## Exercise directions
From the forum thread below, extract word for word the passage from "If you and your" to "title and description.".

## Passage provided
+++
All of them were identical in this regard. What defines a “good plan” or what
qualifies as “good leadership” is fully subjective and at the discretion of
leaders most interested in entrenching their power.

This also has a lot of research behind it, eg like in the book Moral Mazes.

The description you give sounds like an extreme outlier that doesn’t have
relevance for that vast majority of modern workplaces.

------
errantspark
In this limited management context it seems like sound advice.

In a broader view I think most people err far too much on the side of order. A
greater respect, tolerance and appreciation of chaos and it's utility is
something almost everyone could stand to learn and benefit from.

------
ozten
This is one of those messages that seem obvious, that it is hard to deeply
appreciate, until one works underneath a director or boss that creates chaos.

If you and your org aren't willing to confront and fix these behaviors... run,
don't walk, to the nearest exit.

------
deeblering4
I can relate to this. I used to work in a role with multiple bosses (co-
founders) who all held the same job title and description.

They didn't sync up well, were spread across time zones, and would often
disagree. So, depending on who you talked to there would be a different set of
priorities and requirements. And one would call a meeting to review/challenge
the others designs and decisions. It was very chaotic and stressful.

------
cbd384
Pretty interesting - I'd love to hear more about the "how to scale as
individual piece below"?

I have highlighted a relevant excerpt below.
+++
## Information supplied
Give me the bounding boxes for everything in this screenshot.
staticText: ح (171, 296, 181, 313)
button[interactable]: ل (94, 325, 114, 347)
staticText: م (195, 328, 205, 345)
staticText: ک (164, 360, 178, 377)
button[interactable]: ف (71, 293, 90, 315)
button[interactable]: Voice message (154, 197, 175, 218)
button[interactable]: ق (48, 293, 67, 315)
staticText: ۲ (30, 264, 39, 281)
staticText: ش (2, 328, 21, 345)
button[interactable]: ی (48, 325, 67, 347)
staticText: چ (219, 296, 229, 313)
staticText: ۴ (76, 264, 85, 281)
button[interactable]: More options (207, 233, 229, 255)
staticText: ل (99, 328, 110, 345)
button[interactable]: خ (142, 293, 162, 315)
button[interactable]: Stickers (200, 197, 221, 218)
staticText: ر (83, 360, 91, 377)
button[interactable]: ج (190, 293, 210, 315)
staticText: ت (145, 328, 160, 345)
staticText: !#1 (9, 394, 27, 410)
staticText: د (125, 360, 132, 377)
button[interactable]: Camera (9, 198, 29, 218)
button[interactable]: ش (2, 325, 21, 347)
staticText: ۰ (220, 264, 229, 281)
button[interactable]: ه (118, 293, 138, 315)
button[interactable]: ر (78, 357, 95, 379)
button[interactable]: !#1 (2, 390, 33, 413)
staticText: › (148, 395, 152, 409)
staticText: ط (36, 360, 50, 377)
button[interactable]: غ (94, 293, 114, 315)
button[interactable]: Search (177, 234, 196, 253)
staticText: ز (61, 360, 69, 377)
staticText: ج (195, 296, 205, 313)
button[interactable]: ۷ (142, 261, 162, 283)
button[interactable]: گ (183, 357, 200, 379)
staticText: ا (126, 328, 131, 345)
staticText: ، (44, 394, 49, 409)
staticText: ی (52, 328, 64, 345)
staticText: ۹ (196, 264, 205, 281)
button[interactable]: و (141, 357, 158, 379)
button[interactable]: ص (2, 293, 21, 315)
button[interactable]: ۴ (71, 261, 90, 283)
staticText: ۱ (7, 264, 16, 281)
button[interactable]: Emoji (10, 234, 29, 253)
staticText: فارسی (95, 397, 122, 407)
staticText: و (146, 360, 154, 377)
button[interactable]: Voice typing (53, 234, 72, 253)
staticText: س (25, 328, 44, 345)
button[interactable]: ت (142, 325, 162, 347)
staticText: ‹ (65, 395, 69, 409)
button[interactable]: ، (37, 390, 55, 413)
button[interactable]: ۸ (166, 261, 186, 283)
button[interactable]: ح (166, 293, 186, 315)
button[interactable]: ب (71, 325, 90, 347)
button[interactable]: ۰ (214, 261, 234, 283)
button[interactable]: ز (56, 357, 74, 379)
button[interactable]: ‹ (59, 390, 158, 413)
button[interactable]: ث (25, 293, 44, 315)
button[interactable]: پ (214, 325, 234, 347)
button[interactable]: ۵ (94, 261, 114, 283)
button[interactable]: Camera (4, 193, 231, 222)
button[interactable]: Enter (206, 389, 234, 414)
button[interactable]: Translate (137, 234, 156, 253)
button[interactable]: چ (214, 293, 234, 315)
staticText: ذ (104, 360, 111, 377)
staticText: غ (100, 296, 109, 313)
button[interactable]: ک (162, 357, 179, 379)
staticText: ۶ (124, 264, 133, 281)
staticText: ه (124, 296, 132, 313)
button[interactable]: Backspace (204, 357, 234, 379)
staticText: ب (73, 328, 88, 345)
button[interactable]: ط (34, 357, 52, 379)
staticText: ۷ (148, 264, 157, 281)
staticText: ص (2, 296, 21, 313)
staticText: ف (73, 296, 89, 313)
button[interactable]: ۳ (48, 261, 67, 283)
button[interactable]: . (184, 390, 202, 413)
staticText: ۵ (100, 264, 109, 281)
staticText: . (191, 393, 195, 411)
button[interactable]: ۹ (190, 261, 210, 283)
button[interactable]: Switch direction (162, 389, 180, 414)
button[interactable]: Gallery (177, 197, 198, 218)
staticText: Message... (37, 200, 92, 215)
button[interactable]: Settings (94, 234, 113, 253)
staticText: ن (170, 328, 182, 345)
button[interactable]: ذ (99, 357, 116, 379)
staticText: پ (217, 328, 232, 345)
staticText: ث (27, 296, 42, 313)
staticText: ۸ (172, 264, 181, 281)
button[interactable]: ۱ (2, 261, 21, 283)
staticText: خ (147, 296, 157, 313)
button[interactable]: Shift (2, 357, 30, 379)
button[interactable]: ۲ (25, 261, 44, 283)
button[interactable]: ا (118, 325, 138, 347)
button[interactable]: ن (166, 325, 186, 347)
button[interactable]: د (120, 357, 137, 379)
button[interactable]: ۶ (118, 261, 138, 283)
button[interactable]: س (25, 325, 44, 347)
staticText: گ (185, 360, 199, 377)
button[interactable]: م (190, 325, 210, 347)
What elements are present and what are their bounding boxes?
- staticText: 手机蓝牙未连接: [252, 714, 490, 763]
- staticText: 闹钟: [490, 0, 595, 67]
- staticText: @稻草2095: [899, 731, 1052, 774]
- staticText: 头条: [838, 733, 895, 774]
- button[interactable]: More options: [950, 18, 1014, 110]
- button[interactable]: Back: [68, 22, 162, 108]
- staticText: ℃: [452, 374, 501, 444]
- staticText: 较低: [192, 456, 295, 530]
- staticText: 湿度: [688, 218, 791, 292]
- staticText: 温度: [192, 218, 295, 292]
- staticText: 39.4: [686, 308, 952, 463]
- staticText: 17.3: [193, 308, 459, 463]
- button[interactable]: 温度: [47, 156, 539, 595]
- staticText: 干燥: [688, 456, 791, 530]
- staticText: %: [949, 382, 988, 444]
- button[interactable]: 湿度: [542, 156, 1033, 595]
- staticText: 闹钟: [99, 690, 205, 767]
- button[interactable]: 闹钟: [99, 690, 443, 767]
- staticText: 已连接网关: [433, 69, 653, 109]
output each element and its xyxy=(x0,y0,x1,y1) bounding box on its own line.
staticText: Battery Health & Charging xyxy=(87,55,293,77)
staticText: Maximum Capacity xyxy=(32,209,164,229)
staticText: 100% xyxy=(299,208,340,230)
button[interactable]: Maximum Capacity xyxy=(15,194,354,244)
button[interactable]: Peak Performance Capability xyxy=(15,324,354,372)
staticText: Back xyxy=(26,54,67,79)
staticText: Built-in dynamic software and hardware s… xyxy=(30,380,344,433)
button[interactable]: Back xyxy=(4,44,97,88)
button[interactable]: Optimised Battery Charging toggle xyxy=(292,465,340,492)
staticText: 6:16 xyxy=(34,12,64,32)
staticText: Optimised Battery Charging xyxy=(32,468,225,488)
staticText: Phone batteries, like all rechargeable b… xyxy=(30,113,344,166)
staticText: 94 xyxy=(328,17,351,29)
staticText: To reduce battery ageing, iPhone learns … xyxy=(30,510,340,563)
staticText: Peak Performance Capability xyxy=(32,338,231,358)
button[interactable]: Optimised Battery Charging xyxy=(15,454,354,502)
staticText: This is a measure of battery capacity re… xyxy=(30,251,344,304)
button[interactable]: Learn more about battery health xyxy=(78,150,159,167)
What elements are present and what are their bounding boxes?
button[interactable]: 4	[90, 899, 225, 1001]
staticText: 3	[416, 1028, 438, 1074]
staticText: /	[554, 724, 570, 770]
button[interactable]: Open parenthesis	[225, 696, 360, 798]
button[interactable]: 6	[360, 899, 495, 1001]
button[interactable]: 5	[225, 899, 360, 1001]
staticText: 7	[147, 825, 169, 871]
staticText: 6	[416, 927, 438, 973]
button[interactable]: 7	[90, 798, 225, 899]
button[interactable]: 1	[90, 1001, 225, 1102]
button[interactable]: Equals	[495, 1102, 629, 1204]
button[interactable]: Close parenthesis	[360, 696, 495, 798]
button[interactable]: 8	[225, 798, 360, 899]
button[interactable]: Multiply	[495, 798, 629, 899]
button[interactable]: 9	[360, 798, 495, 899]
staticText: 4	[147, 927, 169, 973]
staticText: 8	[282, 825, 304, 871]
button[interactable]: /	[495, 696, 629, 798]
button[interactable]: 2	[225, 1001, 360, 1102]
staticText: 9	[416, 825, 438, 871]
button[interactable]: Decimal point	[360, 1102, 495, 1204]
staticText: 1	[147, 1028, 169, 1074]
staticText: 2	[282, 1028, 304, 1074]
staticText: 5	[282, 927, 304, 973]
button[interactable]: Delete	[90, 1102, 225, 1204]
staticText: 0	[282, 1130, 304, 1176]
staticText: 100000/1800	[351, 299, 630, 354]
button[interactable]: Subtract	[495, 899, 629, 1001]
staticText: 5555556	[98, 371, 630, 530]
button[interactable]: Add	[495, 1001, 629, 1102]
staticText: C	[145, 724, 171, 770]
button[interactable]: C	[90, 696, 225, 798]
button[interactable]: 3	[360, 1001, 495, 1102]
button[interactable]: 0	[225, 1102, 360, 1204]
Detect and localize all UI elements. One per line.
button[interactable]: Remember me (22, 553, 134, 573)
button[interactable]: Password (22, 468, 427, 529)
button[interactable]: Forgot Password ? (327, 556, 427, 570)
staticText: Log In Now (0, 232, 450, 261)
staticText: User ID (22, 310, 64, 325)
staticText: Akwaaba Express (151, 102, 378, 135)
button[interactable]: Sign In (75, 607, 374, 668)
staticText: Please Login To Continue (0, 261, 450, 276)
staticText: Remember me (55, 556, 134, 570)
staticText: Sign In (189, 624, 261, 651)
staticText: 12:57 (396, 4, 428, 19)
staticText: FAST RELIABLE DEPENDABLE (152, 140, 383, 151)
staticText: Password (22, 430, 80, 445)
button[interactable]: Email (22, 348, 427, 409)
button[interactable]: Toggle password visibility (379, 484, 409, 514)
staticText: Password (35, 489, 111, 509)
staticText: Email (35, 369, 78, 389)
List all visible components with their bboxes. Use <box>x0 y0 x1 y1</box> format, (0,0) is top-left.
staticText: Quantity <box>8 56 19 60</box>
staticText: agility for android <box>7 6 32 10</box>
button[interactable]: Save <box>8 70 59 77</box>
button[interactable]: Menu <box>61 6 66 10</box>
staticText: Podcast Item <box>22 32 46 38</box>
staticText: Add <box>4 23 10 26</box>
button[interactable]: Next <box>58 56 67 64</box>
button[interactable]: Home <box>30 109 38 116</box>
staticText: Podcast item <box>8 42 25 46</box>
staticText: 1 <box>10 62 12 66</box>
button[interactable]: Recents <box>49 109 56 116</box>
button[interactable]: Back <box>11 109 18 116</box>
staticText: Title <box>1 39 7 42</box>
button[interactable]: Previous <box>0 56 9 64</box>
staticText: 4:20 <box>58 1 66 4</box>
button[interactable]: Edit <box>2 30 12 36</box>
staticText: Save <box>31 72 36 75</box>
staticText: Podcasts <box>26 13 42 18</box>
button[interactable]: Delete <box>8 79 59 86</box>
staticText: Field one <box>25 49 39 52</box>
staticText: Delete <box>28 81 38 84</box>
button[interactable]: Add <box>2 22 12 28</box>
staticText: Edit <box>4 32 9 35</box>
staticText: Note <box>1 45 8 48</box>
+++
## Solution to the problem
If you and your org aren't willing to confront and fix these behaviors... run,
don't walk, to the nearest exit.

------
deeblering4
I can relate to this. I used to work in a role with multiple bosses (co-
founders) who all held the same job title and description.